Reproduce all of the listing below without alteration.
** start of Given information **
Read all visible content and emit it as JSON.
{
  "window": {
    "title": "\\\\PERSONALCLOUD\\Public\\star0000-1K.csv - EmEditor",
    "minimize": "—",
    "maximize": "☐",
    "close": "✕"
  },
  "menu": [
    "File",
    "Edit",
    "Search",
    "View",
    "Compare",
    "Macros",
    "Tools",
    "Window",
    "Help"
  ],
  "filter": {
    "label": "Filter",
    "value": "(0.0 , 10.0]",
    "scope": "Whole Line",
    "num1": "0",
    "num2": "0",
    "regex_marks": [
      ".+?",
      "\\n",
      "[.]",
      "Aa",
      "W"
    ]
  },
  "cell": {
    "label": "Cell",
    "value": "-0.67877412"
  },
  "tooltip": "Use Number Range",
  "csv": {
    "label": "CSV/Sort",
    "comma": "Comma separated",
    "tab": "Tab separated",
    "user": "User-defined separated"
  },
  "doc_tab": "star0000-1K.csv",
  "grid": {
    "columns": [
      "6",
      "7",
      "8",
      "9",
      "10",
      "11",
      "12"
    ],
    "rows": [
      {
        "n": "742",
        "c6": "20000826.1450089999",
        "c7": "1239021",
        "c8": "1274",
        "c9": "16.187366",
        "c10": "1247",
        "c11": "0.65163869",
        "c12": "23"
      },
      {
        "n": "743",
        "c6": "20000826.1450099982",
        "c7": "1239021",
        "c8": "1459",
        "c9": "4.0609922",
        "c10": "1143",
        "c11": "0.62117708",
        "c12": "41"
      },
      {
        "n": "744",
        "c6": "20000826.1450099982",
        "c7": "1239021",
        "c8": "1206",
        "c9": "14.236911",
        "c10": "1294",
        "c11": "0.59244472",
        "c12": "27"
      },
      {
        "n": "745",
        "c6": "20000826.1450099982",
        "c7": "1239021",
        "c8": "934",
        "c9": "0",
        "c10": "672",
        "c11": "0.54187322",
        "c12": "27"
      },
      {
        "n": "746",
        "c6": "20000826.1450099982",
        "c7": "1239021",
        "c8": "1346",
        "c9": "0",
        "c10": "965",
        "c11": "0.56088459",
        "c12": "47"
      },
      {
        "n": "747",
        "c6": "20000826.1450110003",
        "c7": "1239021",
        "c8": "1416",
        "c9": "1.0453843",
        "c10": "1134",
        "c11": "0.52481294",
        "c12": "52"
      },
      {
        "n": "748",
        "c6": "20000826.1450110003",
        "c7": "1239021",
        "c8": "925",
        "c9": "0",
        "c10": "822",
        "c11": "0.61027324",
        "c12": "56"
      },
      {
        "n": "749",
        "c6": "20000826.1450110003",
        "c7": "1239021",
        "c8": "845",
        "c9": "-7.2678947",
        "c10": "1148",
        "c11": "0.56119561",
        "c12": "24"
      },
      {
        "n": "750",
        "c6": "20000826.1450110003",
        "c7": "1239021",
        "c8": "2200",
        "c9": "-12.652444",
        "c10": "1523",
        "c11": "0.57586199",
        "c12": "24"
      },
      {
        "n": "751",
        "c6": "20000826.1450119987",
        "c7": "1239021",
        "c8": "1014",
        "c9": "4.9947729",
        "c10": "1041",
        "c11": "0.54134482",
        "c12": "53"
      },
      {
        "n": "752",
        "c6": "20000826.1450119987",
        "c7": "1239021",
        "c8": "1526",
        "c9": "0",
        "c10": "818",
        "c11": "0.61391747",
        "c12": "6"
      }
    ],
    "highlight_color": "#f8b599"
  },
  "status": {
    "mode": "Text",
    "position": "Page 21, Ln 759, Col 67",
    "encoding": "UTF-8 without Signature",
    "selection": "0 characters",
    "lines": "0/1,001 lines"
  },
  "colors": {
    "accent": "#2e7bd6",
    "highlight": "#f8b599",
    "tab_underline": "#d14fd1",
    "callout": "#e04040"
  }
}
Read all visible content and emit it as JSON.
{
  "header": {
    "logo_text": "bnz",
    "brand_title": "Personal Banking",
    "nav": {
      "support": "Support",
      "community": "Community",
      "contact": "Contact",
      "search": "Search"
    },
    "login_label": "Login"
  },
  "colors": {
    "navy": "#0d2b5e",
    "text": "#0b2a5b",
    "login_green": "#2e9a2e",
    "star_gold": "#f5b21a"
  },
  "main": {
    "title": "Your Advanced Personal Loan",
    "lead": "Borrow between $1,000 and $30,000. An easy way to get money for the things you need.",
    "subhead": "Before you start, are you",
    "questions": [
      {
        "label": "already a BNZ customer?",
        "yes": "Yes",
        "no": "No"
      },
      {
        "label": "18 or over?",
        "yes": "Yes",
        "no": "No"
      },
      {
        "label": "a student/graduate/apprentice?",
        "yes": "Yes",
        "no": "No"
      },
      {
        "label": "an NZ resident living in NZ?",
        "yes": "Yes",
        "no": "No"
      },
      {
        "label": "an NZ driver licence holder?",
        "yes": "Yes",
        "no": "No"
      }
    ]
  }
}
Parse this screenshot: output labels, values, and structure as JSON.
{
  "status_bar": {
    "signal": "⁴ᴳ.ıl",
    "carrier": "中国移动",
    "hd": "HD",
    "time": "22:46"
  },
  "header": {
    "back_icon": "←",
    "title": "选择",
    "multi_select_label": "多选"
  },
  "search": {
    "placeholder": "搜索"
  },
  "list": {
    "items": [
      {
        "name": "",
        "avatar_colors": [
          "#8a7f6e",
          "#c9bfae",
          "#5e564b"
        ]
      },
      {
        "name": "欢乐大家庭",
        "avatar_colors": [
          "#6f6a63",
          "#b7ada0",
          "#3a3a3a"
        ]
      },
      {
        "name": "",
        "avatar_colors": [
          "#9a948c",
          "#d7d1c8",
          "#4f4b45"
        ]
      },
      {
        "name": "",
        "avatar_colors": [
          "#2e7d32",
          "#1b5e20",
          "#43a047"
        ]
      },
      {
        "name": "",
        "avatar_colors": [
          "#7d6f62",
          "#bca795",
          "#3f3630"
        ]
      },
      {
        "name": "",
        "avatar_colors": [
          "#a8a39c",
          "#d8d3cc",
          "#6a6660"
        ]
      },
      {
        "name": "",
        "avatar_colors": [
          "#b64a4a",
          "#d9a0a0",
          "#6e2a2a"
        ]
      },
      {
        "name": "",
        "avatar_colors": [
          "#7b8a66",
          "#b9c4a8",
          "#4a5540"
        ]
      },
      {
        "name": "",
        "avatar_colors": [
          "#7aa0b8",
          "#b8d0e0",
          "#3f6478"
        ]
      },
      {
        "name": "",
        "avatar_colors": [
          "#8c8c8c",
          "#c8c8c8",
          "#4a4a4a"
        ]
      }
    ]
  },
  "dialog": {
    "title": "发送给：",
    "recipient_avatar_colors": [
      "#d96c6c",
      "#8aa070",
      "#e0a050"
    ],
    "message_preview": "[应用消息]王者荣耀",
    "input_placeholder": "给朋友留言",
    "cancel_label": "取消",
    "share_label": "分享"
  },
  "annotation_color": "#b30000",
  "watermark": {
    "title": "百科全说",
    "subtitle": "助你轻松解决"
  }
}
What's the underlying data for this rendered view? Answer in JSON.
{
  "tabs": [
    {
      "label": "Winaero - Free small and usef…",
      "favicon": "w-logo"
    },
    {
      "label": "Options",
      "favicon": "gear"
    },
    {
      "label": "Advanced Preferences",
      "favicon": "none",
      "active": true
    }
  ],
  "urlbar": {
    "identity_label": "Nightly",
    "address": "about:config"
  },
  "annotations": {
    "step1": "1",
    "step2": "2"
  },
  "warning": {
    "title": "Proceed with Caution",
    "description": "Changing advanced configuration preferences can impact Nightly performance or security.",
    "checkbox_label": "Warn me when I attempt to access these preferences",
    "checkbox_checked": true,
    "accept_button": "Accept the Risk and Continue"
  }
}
** end of Given information **
> [Reply]
Read all visible content and emit it as JSON.
{
  "window": {
    "title": "\\\\PERSONALCLOUD\\Public\\star0000-1K.csv - EmEditor",
    "minimize": "—",
    "maximize": "☐",
    "close": "✕"
  },
  "menu": [
    "File",
    "Edit",
    "Search",
    "View",
    "Compare",
    "Macros",
    "Tools",
    "Window",
    "Help"
  ],
  "filter": {
    "label": "Filter",
    "value": "(0.0 , 10.0]",
    "scope": "Whole Line",
    "num1": "0",
    "num2": "0",
    "regex_marks": [
      ".+?",
      "\\n",
      "[.]",
      "Aa",
      "W"
    ]
  },
  "cell": {
    "label": "Cell",
    "value": "-0.67877412"
  },
  "tooltip": "Use Number Range",
  "csv": {
    "label": "CSV/Sort",
    "comma": "Comma separated",
    "tab": "Tab separated",
    "user": "User-defined separated"
  },
  "doc_tab": "star0000-1K.csv",
  "grid": {
    "columns": [
      "6",
      "7",
      "8",
      "9",
      "10",
      "11",
      "12"
    ],
    "rows": [
      {
        "n": "742",
        "c6": "20000826.1450089999",
        "c7": "1239021",
        "c8": "1274",
        "c9": "16.187366",
        "c10": "1247",
        "c11": "0.65163869",
        "c12": "23"
      },
      {
        "n": "743",
        "c6": "20000826.1450099982",
        "c7": "1239021",
        "c8": "1459",
        "c9": "4.0609922",
        "c10": "1143",
        "c11": "0.62117708",
        "c12": "41"
      },
      {
        "n": "744",
        "c6": "20000826.1450099982",
        "c7": "1239021",
        "c8": "1206",
        "c9": "14.236911",
        "c10": "1294",
        "c11": "0.59244472",
        "c12": "27"
      },
      {
        "n": "745",
        "c6": "20000826.1450099982",
        "c7": "1239021",
        "c8": "934",
        "c9": "0",
        "c10": "672",
        "c11": "0.54187322",
        "c12": "27"
      },
      {
        "n": "746",
        "c6": "20000826.1450099982",
        "c7": "1239021",
        "c8": "1346",
        "c9": "0",
        "c10": "965",
        "c11": "0.56088459",
        "c12": "47"
      },
      {
        "n": "747",
        "c6": "20000826.1450110003",
        "c7": "1239021",
        "c8": "1416",
        "c9": "1.0453843",
        "c10": "1134",
        "c11": "0.52481294",
        "c12": "52"
      },
      {
        "n": "748",
        "c6": "20000826.1450110003",
        "c7": "1239021",
        "c8": "925",
        "c9": "0",
        "c10": "822",
        "c11": "0.61027324",
        "c12": "56"
      },
      {
        "n": "749",
        "c6": "20000826.1450110003",
        "c7": "1239021",
        "c8": "845",
        "c9": "-7.2678947",
        "c10": "1148",
        "c11": "0.56119561",
        "c12": "24"
      },
      {
        "n": "750",
        "c6": "20000826.1450110003",
        "c7": "1239021",
        "c8": "2200",
        "c9": "-12.652444",
        "c10": "1523",
        "c11": "0.57586199",
        "c12": "24"
      },
      {
        "n": "751",
        "c6": "20000826.1450119987",
        "c7": "1239021",
        "c8": "1014",
        "c9": "4.9947729",
        "c10": "1041",
        "c11": "0.54134482",
        "c12": "53"
      },
      {
        "n": "752",
        "c6": "20000826.1450119987",
        "c7": "1239021",
        "c8": "1526",
        "c9": "0",
        "c10": "818",
        "c11": "0.61391747",
        "c12": "6"
      }
    ],
    "highlight_color": "#f8b599"
  },
  "status": {
    "mode": "Text",
    "position": "Page 21, Ln 759, Col 67",
    "encoding": "UTF-8 without Signature",
    "selection": "0 characters",
    "lines": "0/1,001 lines"
  },
  "colors": {
    "accent": "#2e7bd6",
    "highlight": "#f8b599",
    "tab_underline": "#d14fd1",
    "callout": "#e04040"
  }
}
Read all visible content and emit it as JSON.
{
  "header": {
    "logo_text": "bnz",
    "brand_title": "Personal Banking",
    "nav": {
      "support": "Support",
      "community": "Community",
      "contact": "Contact",
      "search": "Search"
    },
    "login_label": "Login"
  },
  "colors": {
    "navy": "#0d2b5e",
    "text": "#0b2a5b",
    "login_green": "#2e9a2e",
    "star_gold": "#f5b21a"
  },
  "main": {
    "title": "Your Advanced Personal Loan",
    "lead": "Borrow between $1,000 and $30,000. An easy way to get money for the things you need.",
    "subhead": "Before you start, are you",
    "questions": [
      {
        "label": "already a BNZ customer?",
        "yes": "Yes",
        "no": "No"
      },
      {
        "label": "18 or over?",
        "yes": "Yes",
        "no": "No"
      },
      {
        "label": "a student/graduate/apprentice?",
        "yes": "Yes",
        "no": "No"
      },
      {
        "label": "an NZ resident living in NZ?",
        "yes": "Yes",
        "no": "No"
      },
      {
        "label": "an NZ driver licence holder?",
        "yes": "Yes",
        "no": "No"
      }
    ]
  }
}
Parse this screenshot: output labels, values, and structure as JSON.
{
  "status_bar": {
    "signal": "⁴ᴳ.ıl",
    "carrier": "中国移动",
    "hd": "HD",
    "time": "22:46"
  },
  "header": {
    "back_icon": "←",
    "title": "选择",
    "multi_select_label": "多选"
  },
  "search": {
    "placeholder": "搜索"
  },
  "list": {
    "items": [
      {
        "name": "",
        "avatar_colors": [
          "#8a7f6e",
          "#c9bfae",
          "#5e564b"
        ]
      },
      {
        "name": "欢乐大家庭",
        "avatar_colors": [
          "#6f6a63",
          "#b7ada0",
          "#3a3a3a"
        ]
      },
      {
        "name": "",
        "avatar_colors": [
          "#9a948c",
          "#d7d1c8",
          "#4f4b45"
        ]
      },
      {
        "name": "",
        "avatar_colors": [
          "#2e7d32",
          "#1b5e20",
          "#43a047"
        ]
      },
      {
        "name": "",
        "avatar_colors": [
          "#7d6f62",
          "#bca795",
          "#3f3630"
        ]
      },
      {
        "name": "",
        "avatar_colors": [
          "#a8a39c",
          "#d8d3cc",
          "#6a6660"
        ]
      },
      {
        "name": "",
        "avatar_colors": [
          "#b64a4a",
          "#d9a0a0",
          "#6e2a2a"
        ]
      },
      {
        "name": "",
        "avatar_colors": [
          "#7b8a66",
          "#b9c4a8",
          "#4a5540"
        ]
      },
      {
        "name": "",
        "avatar_colors": [
          "#7aa0b8",
          "#b8d0e0",
          "#3f6478"
        ]
      },
      {
        "name": "",
        "avatar_colors": [
          "#8c8c8c",
          "#c8c8c8",
          "#4a4a4a"
        ]
      }
    ]
  },
  "dialog": {
    "title": "发送给：",
    "recipient_avatar_colors": [
      "#d96c6c",
      "#8aa070",
      "#e0a050"
    ],
    "message_preview": "[应用消息]王者荣耀",
    "input_placeholder": "给朋友留言",
    "cancel_label": "取消",
    "share_label": "分享"
  },
  "annotation_color": "#b30000",
  "watermark": {
    "title": "百科全说",
    "subtitle": "助你轻松解决"
  }
}
What's the underlying data for this rendered view? Answer in JSON.
{
  "tabs": [
    {
      "label": "Winaero - Free small and usef…",
      "favicon": "w-logo"
    },
    {
      "label": "Options",
      "favicon": "gear"
    },
    {
      "label": "Advanced Preferences",
      "favicon": "none",
      "active": true
    }
  ],
  "urlbar": {
    "identity_label": "Nightly",
    "address": "about:config"
  },
  "annotations": {
    "step1": "1",
    "step2": "2"
  },
  "warning": {
    "title": "Proceed with Caution",
    "description": "Changing advanced configuration preferences can impact Nightly performance or security.",
    "checkbox_label": "Warn me when I attempt to access these preferences",
    "checkbox_checked": true,
    "accept_button": "Accept the Risk and Continue"
  }
}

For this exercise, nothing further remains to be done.